━━━━━ Dataset extract

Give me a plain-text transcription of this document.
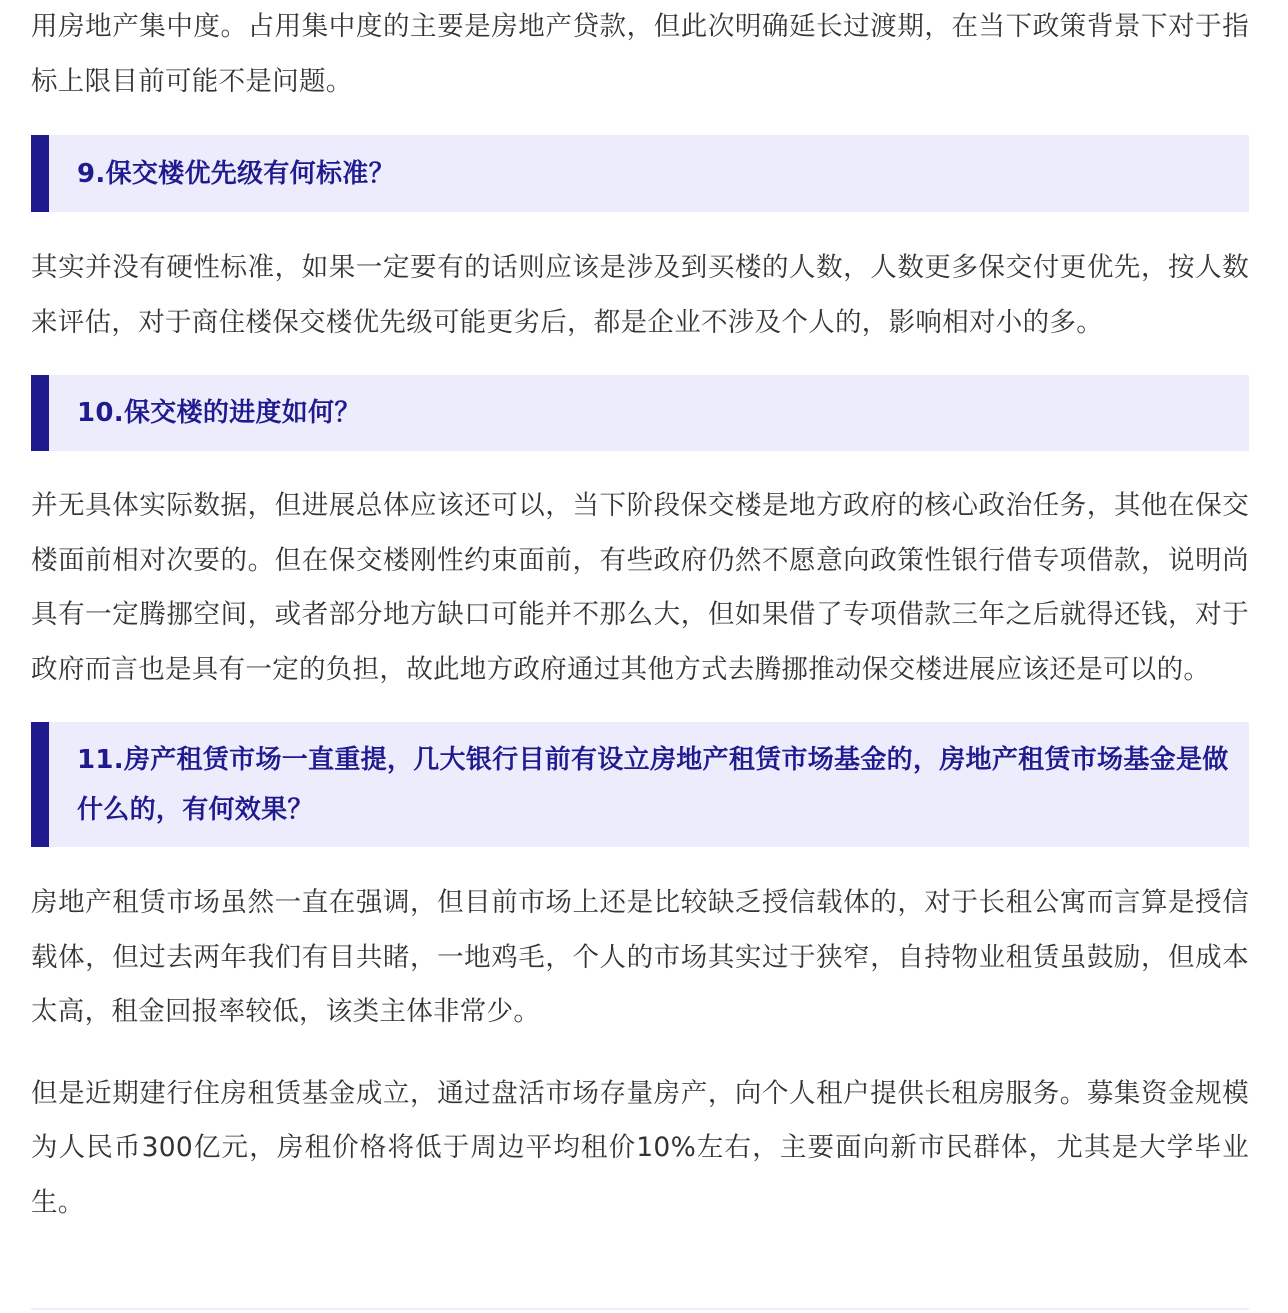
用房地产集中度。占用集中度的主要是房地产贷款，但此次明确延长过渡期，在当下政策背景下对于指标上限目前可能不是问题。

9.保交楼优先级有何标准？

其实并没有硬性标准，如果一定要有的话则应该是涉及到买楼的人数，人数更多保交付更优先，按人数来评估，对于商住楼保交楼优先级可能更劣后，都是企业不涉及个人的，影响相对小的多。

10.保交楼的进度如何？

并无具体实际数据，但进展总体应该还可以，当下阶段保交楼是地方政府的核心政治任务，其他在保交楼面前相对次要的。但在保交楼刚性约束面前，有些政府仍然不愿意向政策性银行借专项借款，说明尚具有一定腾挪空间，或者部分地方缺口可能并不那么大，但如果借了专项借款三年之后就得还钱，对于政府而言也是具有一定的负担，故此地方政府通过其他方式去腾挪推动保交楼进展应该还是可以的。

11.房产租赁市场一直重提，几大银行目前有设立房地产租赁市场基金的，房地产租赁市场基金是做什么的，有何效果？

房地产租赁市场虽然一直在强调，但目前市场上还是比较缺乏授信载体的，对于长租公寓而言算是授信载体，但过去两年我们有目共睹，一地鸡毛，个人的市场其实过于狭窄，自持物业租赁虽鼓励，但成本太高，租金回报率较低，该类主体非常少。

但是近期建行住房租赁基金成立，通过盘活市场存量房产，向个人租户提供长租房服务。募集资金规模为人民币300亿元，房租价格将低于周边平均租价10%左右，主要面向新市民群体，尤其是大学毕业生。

━━━━━━━━━━

▶ **Written task**: Return to the listing above and set it down exactly, leaving out its pictures.

▶ **Task result**:
Give me a plain-text transcription of this document.
用房地产集中度。占用集中度的主要是房地产贷款，但此次明确延长过渡期，在当下政策背景下对于指标上限目前可能不是问题。

9.保交楼优先级有何标准？

其实并没有硬性标准，如果一定要有的话则应该是涉及到买楼的人数，人数更多保交付更优先，按人数来评估，对于商住楼保交楼优先级可能更劣后，都是企业不涉及个人的，影响相对小的多。

10.保交楼的进度如何？

并无具体实际数据，但进展总体应该还可以，当下阶段保交楼是地方政府的核心政治任务，其他在保交楼面前相对次要的。但在保交楼刚性约束面前，有些政府仍然不愿意向政策性银行借专项借款，说明尚具有一定腾挪空间，或者部分地方缺口可能并不那么大，但如果借了专项借款三年之后就得还钱，对于政府而言也是具有一定的负担，故此地方政府通过其他方式去腾挪推动保交楼进展应该还是可以的。

11.房产租赁市场一直重提，几大银行目前有设立房地产租赁市场基金的，房地产租赁市场基金是做什么的，有何效果？

房地产租赁市场虽然一直在强调，但目前市场上还是比较缺乏授信载体的，对于长租公寓而言算是授信载体，但过去两年我们有目共睹，一地鸡毛，个人的市场其实过于狭窄，自持物业租赁虽鼓励，但成本太高，租金回报率较低，该类主体非常少。

但是近期建行住房租赁基金成立，通过盘活市场存量房产，向个人租户提供长租房服务。募集资金规模为人民币300亿元，房租价格将低于周边平均租价10%左右，主要面向新市民群体，尤其是大学毕业生。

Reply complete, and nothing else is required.